Task description: Find the lines of data that contain the string "JSON", then list them.

++++++++++++++++++++

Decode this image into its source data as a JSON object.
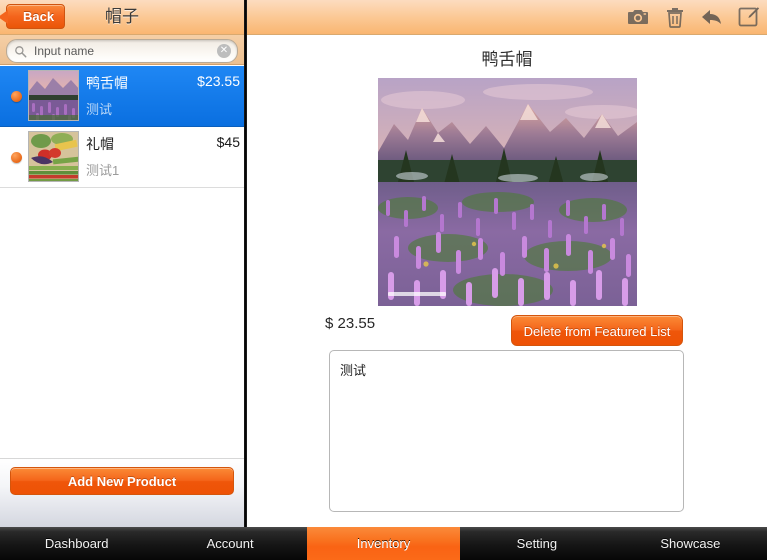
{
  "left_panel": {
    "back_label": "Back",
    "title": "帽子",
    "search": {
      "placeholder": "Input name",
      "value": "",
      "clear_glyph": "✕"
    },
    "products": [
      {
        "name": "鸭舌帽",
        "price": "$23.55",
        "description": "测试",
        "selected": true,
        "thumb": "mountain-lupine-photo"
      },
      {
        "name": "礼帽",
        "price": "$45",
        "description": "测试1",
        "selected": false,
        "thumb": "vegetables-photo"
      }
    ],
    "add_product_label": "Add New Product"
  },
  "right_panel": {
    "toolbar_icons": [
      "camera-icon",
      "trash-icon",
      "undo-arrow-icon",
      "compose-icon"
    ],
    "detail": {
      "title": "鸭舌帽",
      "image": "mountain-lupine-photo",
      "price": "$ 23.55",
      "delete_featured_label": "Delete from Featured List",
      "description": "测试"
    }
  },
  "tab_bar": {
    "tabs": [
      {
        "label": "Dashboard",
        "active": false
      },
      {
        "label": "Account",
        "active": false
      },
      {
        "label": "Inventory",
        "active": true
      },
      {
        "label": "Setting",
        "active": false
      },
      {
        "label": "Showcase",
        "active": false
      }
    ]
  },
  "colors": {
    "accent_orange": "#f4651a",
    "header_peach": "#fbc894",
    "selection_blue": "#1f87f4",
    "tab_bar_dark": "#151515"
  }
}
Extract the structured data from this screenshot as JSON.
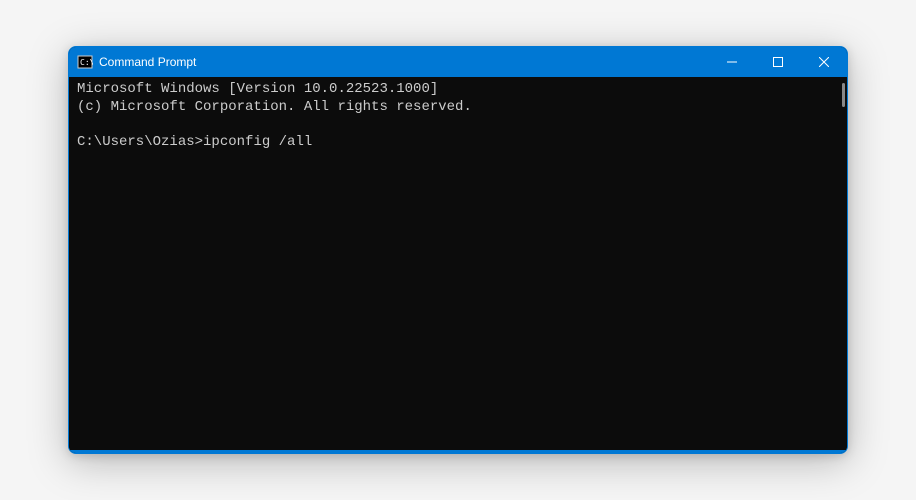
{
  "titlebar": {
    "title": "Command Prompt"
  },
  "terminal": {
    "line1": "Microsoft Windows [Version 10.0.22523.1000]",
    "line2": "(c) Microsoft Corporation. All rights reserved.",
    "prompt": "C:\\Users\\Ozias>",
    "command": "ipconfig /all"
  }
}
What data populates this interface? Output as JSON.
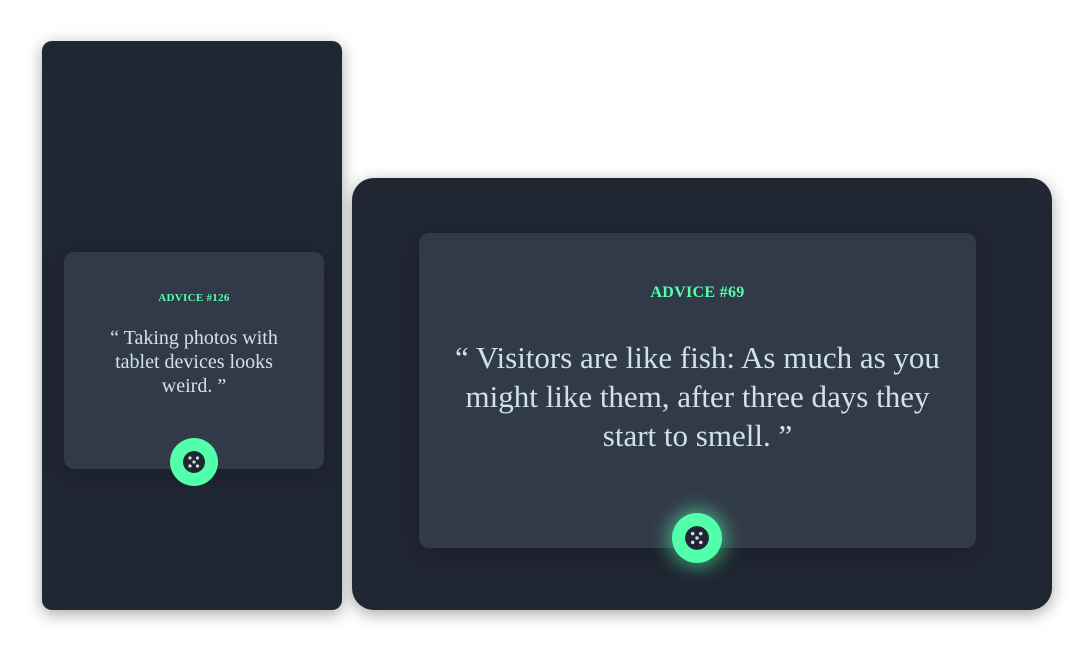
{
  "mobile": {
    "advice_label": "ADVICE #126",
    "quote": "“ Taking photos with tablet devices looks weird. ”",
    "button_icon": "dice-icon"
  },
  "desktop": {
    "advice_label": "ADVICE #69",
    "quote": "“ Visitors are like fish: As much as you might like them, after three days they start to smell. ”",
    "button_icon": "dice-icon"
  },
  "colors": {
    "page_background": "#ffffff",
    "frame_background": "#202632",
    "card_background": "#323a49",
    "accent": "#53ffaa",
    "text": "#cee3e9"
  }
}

++++++++++++++++++++

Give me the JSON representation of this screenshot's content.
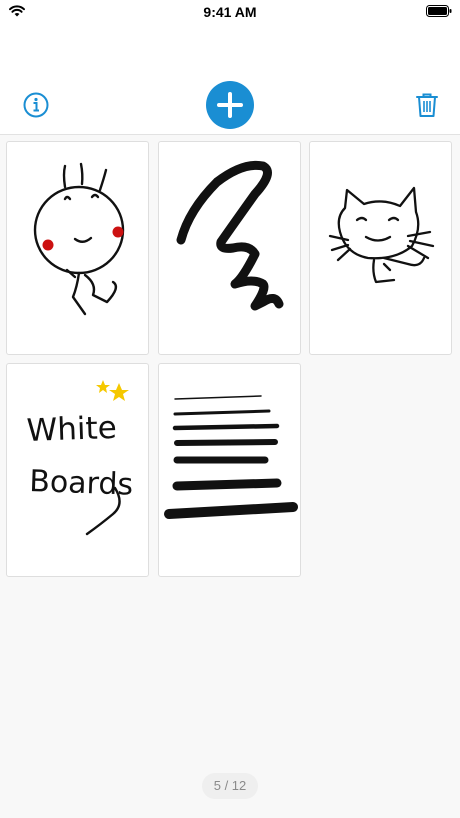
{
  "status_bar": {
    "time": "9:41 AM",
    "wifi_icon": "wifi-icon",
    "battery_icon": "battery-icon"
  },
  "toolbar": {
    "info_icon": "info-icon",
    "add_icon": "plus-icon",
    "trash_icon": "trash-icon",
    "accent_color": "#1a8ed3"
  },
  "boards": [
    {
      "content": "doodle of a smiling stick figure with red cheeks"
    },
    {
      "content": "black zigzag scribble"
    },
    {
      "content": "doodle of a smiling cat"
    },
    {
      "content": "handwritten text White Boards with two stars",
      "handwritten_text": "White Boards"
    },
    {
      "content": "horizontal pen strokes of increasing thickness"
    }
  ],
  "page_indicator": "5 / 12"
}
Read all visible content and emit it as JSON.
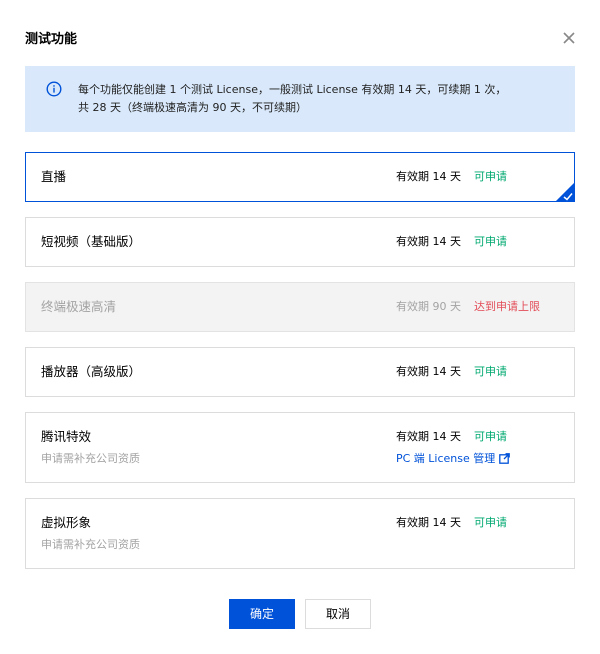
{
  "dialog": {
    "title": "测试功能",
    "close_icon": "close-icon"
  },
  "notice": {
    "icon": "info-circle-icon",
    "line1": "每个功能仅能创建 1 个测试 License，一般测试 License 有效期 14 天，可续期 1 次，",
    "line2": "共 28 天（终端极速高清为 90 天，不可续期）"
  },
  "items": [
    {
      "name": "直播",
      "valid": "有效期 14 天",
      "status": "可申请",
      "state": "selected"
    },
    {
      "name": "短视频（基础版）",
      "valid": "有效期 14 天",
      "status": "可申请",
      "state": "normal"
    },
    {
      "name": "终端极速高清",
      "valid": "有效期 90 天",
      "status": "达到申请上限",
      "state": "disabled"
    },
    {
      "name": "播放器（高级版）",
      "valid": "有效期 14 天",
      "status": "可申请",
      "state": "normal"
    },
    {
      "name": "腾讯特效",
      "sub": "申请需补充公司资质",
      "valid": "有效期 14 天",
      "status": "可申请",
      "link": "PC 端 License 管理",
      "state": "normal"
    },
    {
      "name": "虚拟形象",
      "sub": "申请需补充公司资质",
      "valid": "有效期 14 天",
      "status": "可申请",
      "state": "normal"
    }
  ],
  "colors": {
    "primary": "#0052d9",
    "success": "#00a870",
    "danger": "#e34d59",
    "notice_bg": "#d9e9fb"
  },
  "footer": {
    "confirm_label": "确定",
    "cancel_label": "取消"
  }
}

++++++++++++++++++++

Written answer:
Decode this image into its source data as a JSON object.
Extract the structured data from this screenshot as JSON.
What data populates this interface? Output as JSON.
Give me the JSON representation of this screenshot's content.
Read all visible content and emit it as JSON.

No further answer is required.